**Your objective**
Write every record out again exactly as given.

═══ Records for the task ═══

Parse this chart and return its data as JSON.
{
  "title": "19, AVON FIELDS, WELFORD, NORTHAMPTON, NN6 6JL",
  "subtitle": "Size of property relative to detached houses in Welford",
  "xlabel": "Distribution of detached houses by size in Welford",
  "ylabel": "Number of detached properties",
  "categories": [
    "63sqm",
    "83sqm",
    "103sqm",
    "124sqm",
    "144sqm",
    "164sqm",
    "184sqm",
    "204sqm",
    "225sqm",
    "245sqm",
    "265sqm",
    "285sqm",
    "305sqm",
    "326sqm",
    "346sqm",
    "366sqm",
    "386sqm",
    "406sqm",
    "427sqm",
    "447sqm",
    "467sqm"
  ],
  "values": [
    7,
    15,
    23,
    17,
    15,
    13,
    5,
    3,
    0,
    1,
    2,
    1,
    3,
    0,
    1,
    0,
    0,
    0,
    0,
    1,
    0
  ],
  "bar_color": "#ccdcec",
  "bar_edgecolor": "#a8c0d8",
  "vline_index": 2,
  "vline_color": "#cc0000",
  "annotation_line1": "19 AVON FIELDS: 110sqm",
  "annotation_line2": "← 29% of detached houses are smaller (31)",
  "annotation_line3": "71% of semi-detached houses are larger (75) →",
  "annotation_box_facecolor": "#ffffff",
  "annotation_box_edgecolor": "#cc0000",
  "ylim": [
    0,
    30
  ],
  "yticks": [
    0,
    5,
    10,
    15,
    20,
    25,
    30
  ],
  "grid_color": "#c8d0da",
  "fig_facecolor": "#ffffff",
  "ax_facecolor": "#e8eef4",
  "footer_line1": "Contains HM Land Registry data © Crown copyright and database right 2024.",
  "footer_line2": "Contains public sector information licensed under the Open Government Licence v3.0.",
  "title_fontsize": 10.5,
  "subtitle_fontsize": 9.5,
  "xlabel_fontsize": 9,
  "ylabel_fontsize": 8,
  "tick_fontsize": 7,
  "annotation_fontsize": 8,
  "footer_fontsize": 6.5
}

═══

**Result for this exercise**
Parse this chart and return its data as JSON.
{
  "title": "19, AVON FIELDS, WELFORD, NORTHAMPTON, NN6 6JL",
  "subtitle": "Size of property relative to detached houses in Welford",
  "xlabel": "Distribution of detached houses by size in Welford",
  "ylabel": "Number of detached properties",
  "categories": [
    "63sqm",
    "83sqm",
    "103sqm",
    "124sqm",
    "144sqm",
    "164sqm",
    "184sqm",
    "204sqm",
    "225sqm",
    "245sqm",
    "265sqm",
    "285sqm",
    "305sqm",
    "326sqm",
    "346sqm",
    "366sqm",
    "386sqm",
    "406sqm",
    "427sqm",
    "447sqm",
    "467sqm"
  ],
  "values": [
    7,
    15,
    23,
    17,
    15,
    13,
    5,
    3,
    0,
    1,
    2,
    1,
    3,
    0,
    1,
    0,
    0,
    0,
    0,
    1,
    0
  ],
  "bar_color": "#ccdcec",
  "bar_edgecolor": "#a8c0d8",
  "vline_index": 2,
  "vline_color": "#cc0000",
  "annotation_line1": "19 AVON FIELDS: 110sqm",
  "annotation_line2": "← 29% of detached houses are smaller (31)",
  "annotation_line3": "71% of semi-detached houses are larger (75) →",
  "annotation_box_facecolor": "#ffffff",
  "annotation_box_edgecolor": "#cc0000",
  "ylim": [
    0,
    30
  ],
  "yticks": [
    0,
    5,
    10,
    15,
    20,
    25,
    30
  ],
  "grid_color": "#c8d0da",
  "fig_facecolor": "#ffffff",
  "ax_facecolor": "#e8eef4",
  "footer_line1": "Contains HM Land Registry data © Crown copyright and database right 2024.",
  "footer_line2": "Contains public sector information licensed under the Open Government Licence v3.0.",
  "title_fontsize": 10.5,
  "subtitle_fontsize": 9.5,
  "xlabel_fontsize": 9,
  "ylabel_fontsize": 8,
  "tick_fontsize": 7,
  "annotation_fontsize": 8,
  "footer_fontsize": 6.5
}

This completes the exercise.